GIVEN PROBLEM
Any pictures in the records below should be skipped; write out everything else exactly.

ENTRIES

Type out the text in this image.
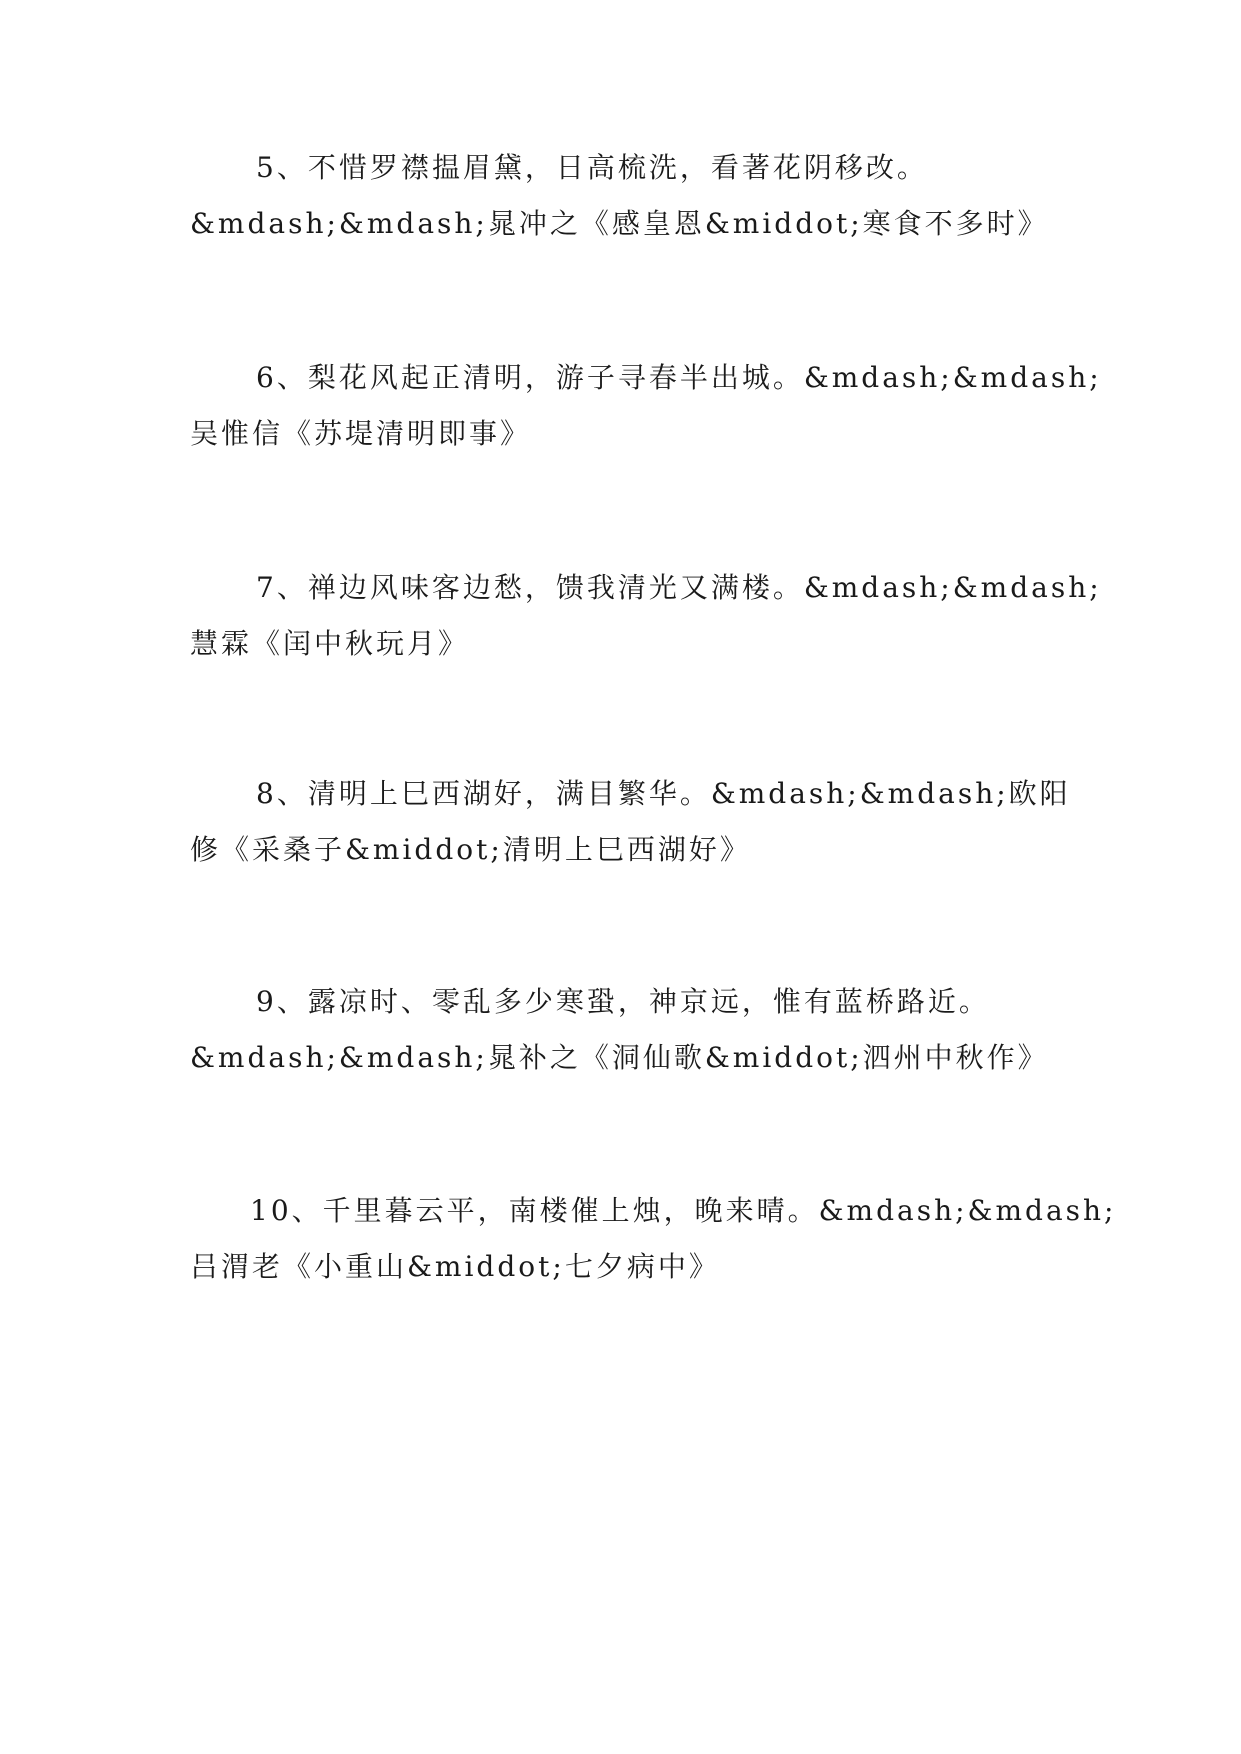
5、不惜罗襟揾眉黛，日高梳洗，看著花阴移改。
&mdash;&mdash;晁冲之《感皇恩&middot;寒食不多时》
6、梨花风起正清明，游子寻春半出城。&mdash;&mdash;
吴惟信《苏堤清明即事》
7、禅边风味客边愁，馈我清光又满楼。&mdash;&mdash;
慧霖《闰中秋玩月》
8、清明上巳西湖好，满目繁华。&mdash;&mdash;欧阳
修《采桑子&middot;清明上巳西湖好》
9、露凉时、零乱多少寒蛩，神京远，惟有蓝桥路近。
&mdash;&mdash;晁补之《洞仙歌&middot;泗州中秋作》
10、千里暮云平，南楼催上烛，晚来晴。&mdash;&mdash;
吕渭老《小重山&middot;七夕病中》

CORRECT ANSWER
Type out the text in this image.
5、不惜罗襟揾眉黛，日高梳洗，看著花阴移改。
&mdash;&mdash;晁冲之《感皇恩&middot;寒食不多时》
6、梨花风起正清明，游子寻春半出城。&mdash;&mdash;
吴惟信《苏堤清明即事》
7、禅边风味客边愁，馈我清光又满楼。&mdash;&mdash;
慧霖《闰中秋玩月》
8、清明上巳西湖好，满目繁华。&mdash;&mdash;欧阳
修《采桑子&middot;清明上巳西湖好》
9、露凉时、零乱多少寒蛩，神京远，惟有蓝桥路近。
&mdash;&mdash;晁补之《洞仙歌&middot;泗州中秋作》
10、千里暮云平，南楼催上烛，晚来晴。&mdash;&mdash;
吕渭老《小重山&middot;七夕病中》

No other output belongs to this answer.